Task details:
Reproduce the whole Zero to MNIST guide word for word.

* begin Text *

Zero to MNIST

Who this is for

New Betty users (especially faculty and their groups) who want a minimal, working GPU training example using MNIST with Slurm.

Faculty (PI) must complete ColdFront Training
User access – your PI will have to add you to their ColdFront project

Tip: If you can’t submit Slurm jobs later, you’re probably missing an association to a Slurm account. Ask your PI to add you to their ColdFront Project allocation.

1) SSH into Betty

# Replace <PennKey> with your PennKey username
kinit <PennKey>@UPENN.EDU
ssh <PennKey>@slurm_login.parcc.upenn.edu

Follow up: Checkout Logging-In to learn more about options that you have.

2) Make a workspace in your home folder

We’ll put everything under ~/betty-mnist to keep it tidy.

mkdir -p ~/betty-mnist
cd ~/betty-mnist

3) Load Conda from the module & create your env in home

We’ll place the env at $HOME/envs/betty-mnist so it’s clearly user-owned. For future projects, you can leave this environment here or have one in a lab project folder to be shared.

Take a careful note about the version of cuda that is being requested. The cluster only supports CUDA 12.8 currently.

# every new session
module load anaconda3

# enable `conda activate` in non-interactive shells
source "$(conda info --base)/etc/profile.d/conda.sh"
mkdir -p "$HOME/envs"

# --- GPU (when you have GPU allocation) ---
# (Make sure your job requests GPUs; see the sbatch below.)
conda create -y -p "$HOME/envs/betty-mnist" python=3.11 uv -c conda-forge
conda activate "$HOME/envs/betty-mnist"

* end Text *
* begin Information shown *

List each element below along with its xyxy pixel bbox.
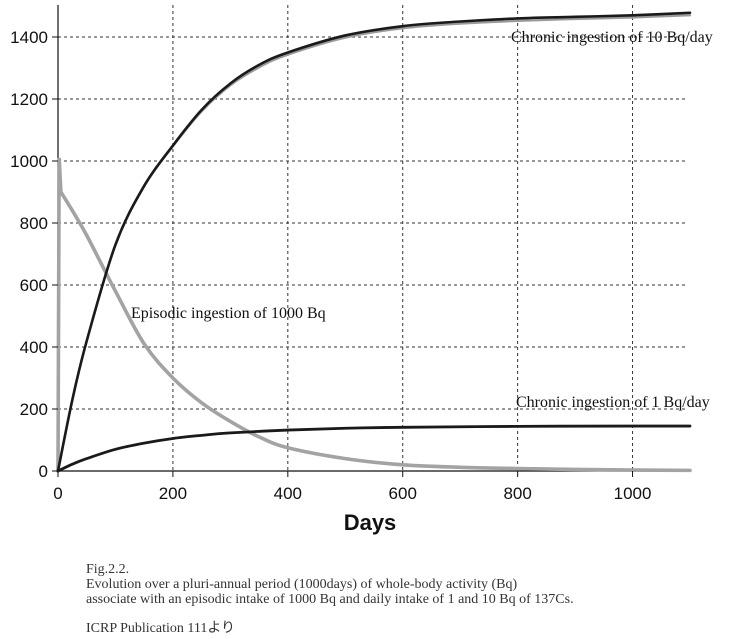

* end Information shown *

Task answer:
Zero to MNIST

Who this is for

New Betty users (especially faculty and their groups) who want a minimal, working GPU training example using MNIST with Slurm.

Faculty (PI) must complete ColdFront Training
User access – your PI will have to add you to their ColdFront project

Tip: If you can’t submit Slurm jobs later, you’re probably missing an association to a Slurm account. Ask your PI to add you to their ColdFront Project allocation.

1) SSH into Betty

# Replace <PennKey> with your PennKey username
kinit <PennKey>@UPENN.EDU
ssh <PennKey>@slurm_login.parcc.upenn.edu

Follow up: Checkout Logging-In to learn more about options that you have.

2) Make a workspace in your home folder

We’ll put everything under ~/betty-mnist to keep it tidy.

mkdir -p ~/betty-mnist
cd ~/betty-mnist

3) Load Conda from the module & create your env in home

We’ll place the env at $HOME/envs/betty-mnist so it’s clearly user-owned. For future projects, you can leave this environment here or have one in a lab project folder to be shared.

Take a careful note about the version of cuda that is being requested. The cluster only supports CUDA 12.8 currently.

# every new session
module load anaconda3

# enable `conda activate` in non-interactive shells
source "$(conda info --base)/etc/profile.d/conda.sh"
mkdir -p "$HOME/envs"

# --- GPU (when you have GPU allocation) ---
# (Make sure your job requests GPUs; see the sbatch below.)
conda create -y -p "$HOME/envs/betty-mnist" python=3.11 uv -c conda-forge
conda activate "$HOME/envs/betty-mnist"